### Task instructions
(a) In the essay on representation in sports, write out everything from "THE POWER OF" down to "you’d be surprised.", changing "sports" to "athletics".
(b) Translate this sentence from the essay on representation in sports into Spanish: "Hopefully, we all agree that racial and gender stereotyping in sports and other industries is a thing."
(c) Pick up the essay on representation in sports after its final sentence and keep writing it.

### Document text
-- -- --

THE POWER OF REPRESENTATION
Let’s start by addressing the elephant in the room, shall we? Hopefully, we all agree that racial and gender stereotyping in sports and other industries is a thing. Remember when some people used to say that black people couldn’t swim? If not, don’t take my word for it and take a minute to google it, and see what comes up - you’d be surprised.
Ultimately, the over exposure and/or lack of visibility of certain groups of people engaging in a specific activity impacts the way we perceive it and creates myths around certain people’s abilities vs. others. Remember the movie Cool Runnings? This combined with a range of different factors like culture, religion, location, language, age, education etc. creates the perfect storm for the persistence of long-held stereotypes, like blacks don’t hike.

-- -- --

### Extracted material
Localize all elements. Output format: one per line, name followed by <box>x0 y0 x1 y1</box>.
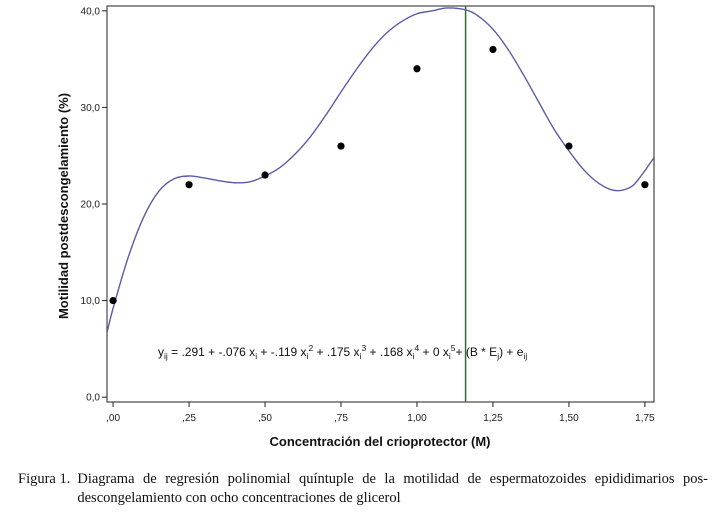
regression-equation: yij = .291 + -.076 xi + -.119 xi2 + .175… <box>158 343 527 361</box>
data-point <box>185 181 193 189</box>
data-point <box>337 142 345 150</box>
data-point <box>261 171 269 179</box>
y-tick-label: 20,0 <box>81 200 101 211</box>
x-tick-label: ,25 <box>182 413 196 424</box>
data-point <box>565 142 573 150</box>
y-tick-label: 10,0 <box>81 296 101 307</box>
data-point <box>489 45 497 54</box>
x-axis-title: Concentración del crioprotector (M) <box>269 434 490 449</box>
caption-label: Figura 1. <box>18 471 71 487</box>
figure-caption: Figura 1. Diagrama de regresión polinomi… <box>18 470 708 508</box>
x-tick-label: ,75 <box>334 413 348 424</box>
data-point <box>109 296 117 305</box>
x-tick-label: 1,00 <box>407 413 427 424</box>
x-tick-label: ,00 <box>106 413 120 424</box>
x-tick-label: ,50 <box>258 413 272 424</box>
caption-text: Diagrama de regresión polinomial quíntup… <box>77 471 708 506</box>
x-tick-label: 1,75 <box>635 413 655 424</box>
plot-area <box>106 5 655 403</box>
scatter-chart: 0,0 10,0 20,0 30,0 40,0 ,00 ,25 ,50 ,75 1,00 1,25 1… <box>56 5 655 449</box>
fit-curve <box>107 7 654 333</box>
y-tick-label: 40,0 <box>81 6 101 17</box>
y-tick-label: 0,0 <box>86 393 100 404</box>
x-tick-label: 1,50 <box>559 413 579 424</box>
data-point <box>641 181 649 189</box>
data-point <box>413 65 421 73</box>
y-tick-label: 30,0 <box>81 103 101 114</box>
y-axis-title: Motilidad postdescongelamiento (%) <box>56 93 71 319</box>
x-tick-label: 1,25 <box>483 413 503 424</box>
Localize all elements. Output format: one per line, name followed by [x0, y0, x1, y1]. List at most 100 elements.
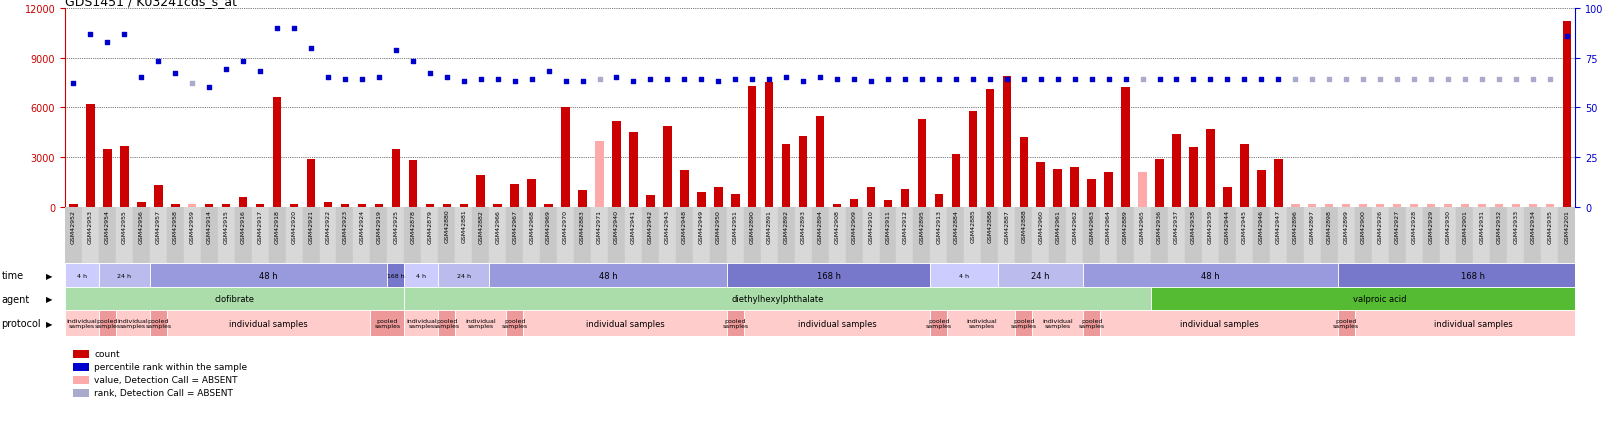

-- -- --

### Response list
(a)
THE POWER OF REPRESENTATION
Let’s start by addressing the elephant in the room, shall we? Hopefully, we all agree that racial and gender stereotyping in athletics and other industries is a thing. Remember when some people used to say that black people couldn’t swim? If not, don’t take my word for it and take a minute to google it, and see what comes up - you’d be surprised.

(b) Ojalá todos estemos de acuerdo en que los estereotipos raciales y de género en el deporte y en otras industrias son algo real.

(c)
CHALLENGING THE STATUS QUO
In all honesty, if you’d asked me, let’s say three years ago, what I thought of hiking I wouldn’t have much to say other than “not my thing”. But what strikes me now is that, unconsciously, I had discarded this activity because of all the unspoken myths attached to it - like hiking is mostly a sport that my white friends do - which meant that I never actually pictured myself doing it. Would I have been more open to the idea if it was more popular among the black community or if I had seen more representations of people like me doing it? Maybe. Unfortunately, I can only speculate, but given my love for running and nice landscapes I think it’s only fair to assume it could have been something I’d have enjoyed.
MY HIKING LOVE STORY
In the past couple of years, I’ve fallen in love with hiking by accident. It’s funny because when you stop trying to label things you open yourself up to so many new experiences. My first encounter with hiking was on a trip to Marrakesh where I went to what I thought was a regular tour of the Atlas Mountains which turned out to be my very first hiking route. Since then I caught the hiking bug and went to a few other places. There, I couldn’t help but notice that I was often the only black woman. I started wondering if other black women had experienced the same thing as me. I know some of you might say hiking is not necessarily something for everyone regardless of our skin colour - which is fair - but don't you think we should all at least have the chance to be represented in the hiking space? I, personally, think we should.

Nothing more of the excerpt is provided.